Provided data:
+++++

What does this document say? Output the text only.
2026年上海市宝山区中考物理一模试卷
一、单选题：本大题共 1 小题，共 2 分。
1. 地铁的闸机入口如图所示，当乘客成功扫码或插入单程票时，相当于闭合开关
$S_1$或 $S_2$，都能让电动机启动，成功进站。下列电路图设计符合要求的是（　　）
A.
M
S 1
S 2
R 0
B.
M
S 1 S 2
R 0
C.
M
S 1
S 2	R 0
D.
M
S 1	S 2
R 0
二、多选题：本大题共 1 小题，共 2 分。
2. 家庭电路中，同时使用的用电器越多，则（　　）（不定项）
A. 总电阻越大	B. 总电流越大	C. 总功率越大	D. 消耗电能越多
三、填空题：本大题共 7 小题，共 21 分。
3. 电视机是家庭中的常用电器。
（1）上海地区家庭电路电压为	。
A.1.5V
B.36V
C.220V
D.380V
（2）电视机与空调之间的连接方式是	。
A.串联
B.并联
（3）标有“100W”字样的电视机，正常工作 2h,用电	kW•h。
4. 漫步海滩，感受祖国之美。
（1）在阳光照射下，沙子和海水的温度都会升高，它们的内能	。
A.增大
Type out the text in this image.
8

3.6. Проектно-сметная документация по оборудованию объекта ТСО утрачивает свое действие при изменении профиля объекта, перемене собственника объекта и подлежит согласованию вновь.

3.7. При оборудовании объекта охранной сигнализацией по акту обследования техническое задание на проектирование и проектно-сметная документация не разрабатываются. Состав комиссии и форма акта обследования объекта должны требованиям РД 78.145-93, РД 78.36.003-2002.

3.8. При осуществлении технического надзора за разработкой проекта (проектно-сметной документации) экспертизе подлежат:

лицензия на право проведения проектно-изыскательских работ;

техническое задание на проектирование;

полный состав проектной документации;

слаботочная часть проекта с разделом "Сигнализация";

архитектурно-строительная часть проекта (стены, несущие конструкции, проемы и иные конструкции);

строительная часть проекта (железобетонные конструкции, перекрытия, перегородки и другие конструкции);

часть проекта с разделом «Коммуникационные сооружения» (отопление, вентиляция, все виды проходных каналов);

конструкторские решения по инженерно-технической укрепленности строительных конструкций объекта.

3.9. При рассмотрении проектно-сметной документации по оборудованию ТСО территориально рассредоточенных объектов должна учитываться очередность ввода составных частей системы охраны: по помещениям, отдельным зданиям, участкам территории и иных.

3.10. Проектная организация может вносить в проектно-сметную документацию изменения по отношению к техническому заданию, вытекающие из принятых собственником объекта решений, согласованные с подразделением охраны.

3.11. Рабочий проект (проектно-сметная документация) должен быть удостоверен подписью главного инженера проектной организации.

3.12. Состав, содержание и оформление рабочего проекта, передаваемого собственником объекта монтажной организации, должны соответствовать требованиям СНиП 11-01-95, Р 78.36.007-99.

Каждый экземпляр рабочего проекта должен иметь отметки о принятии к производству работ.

+++++

What this task involves: Restate each entry exactly, skipping none.

Written response:
What does this document say? Output the text only.
2026年上海市宝山区中考物理一模试卷
一、单选题：本大题共 1 小题，共 2 分。
1. 地铁的闸机入口如图所示，当乘客成功扫码或插入单程票时，相当于闭合开关
$S_1$或 $S_2$，都能让电动机启动，成功进站。下列电路图设计符合要求的是（　　）
A.
M
S 1
S 2
R 0
B.
M
S 1 S 2
R 0
C.
M
S 1
S 2	R 0
D.
M
S 1	S 2
R 0
二、多选题：本大题共 1 小题，共 2 分。
2. 家庭电路中，同时使用的用电器越多，则（　　）（不定项）
A. 总电阻越大	B. 总电流越大	C. 总功率越大	D. 消耗电能越多
三、填空题：本大题共 7 小题，共 21 分。
3. 电视机是家庭中的常用电器。
（1）上海地区家庭电路电压为	。
A.1.5V
B.36V
C.220V
D.380V
（2）电视机与空调之间的连接方式是	。
A.串联
B.并联
（3）标有“100W”字样的电视机，正常工作 2h,用电	kW•h。
4. 漫步海滩，感受祖国之美。
（1）在阳光照射下，沙子和海水的温度都会升高，它们的内能	。
A.增大
Type out the text in this image.
8

3.6. Проектно-сметная документация по оборудованию объекта ТСО утрачивает свое действие при изменении профиля объекта, перемене собственника объекта и подлежит согласованию вновь.

3.7. При оборудовании объекта охранной сигнализацией по акту обследования техническое задание на проектирование и проектно-сметная документация не разрабатываются. Состав комиссии и форма акта обследования объекта должны требованиям РД 78.145-93, РД 78.36.003-2002.

3.8. При осуществлении технического надзора за разработкой проекта (проектно-сметной документации) экспертизе подлежат:

лицензия на право проведения проектно-изыскательских работ;

техническое задание на проектирование;

полный состав проектной документации;

слаботочная часть проекта с разделом "Сигнализация";

архитектурно-строительная часть проекта (стены, несущие конструкции, проемы и иные конструкции);

строительная часть проекта (железобетонные конструкции, перекрытия, перегородки и другие конструкции);

часть проекта с разделом «Коммуникационные сооружения» (отопление, вентиляция, все виды проходных каналов);

конструкторские решения по инженерно-технической укрепленности строительных конструкций объекта.

3.9. При рассмотрении проектно-сметной документации по оборудованию ТСО территориально рассредоточенных объектов должна учитываться очередность ввода составных частей системы охраны: по помещениям, отдельным зданиям, участкам территории и иных.

3.10. Проектная организация может вносить в проектно-сметную документацию изменения по отношению к техническому заданию, вытекающие из принятых собственником объекта решений, согласованные с подразделением охраны.

3.11. Рабочий проект (проектно-сметная документация) должен быть удостоверен подписью главного инженера проектной организации.

3.12. Состав, содержание и оформление рабочего проекта, передаваемого собственником объекта монтажной организации, должны соответствовать требованиям СНиП 11-01-95, Р 78.36.007-99.

Каждый экземпляр рабочего проекта должен иметь отметки о принятии к производству работ.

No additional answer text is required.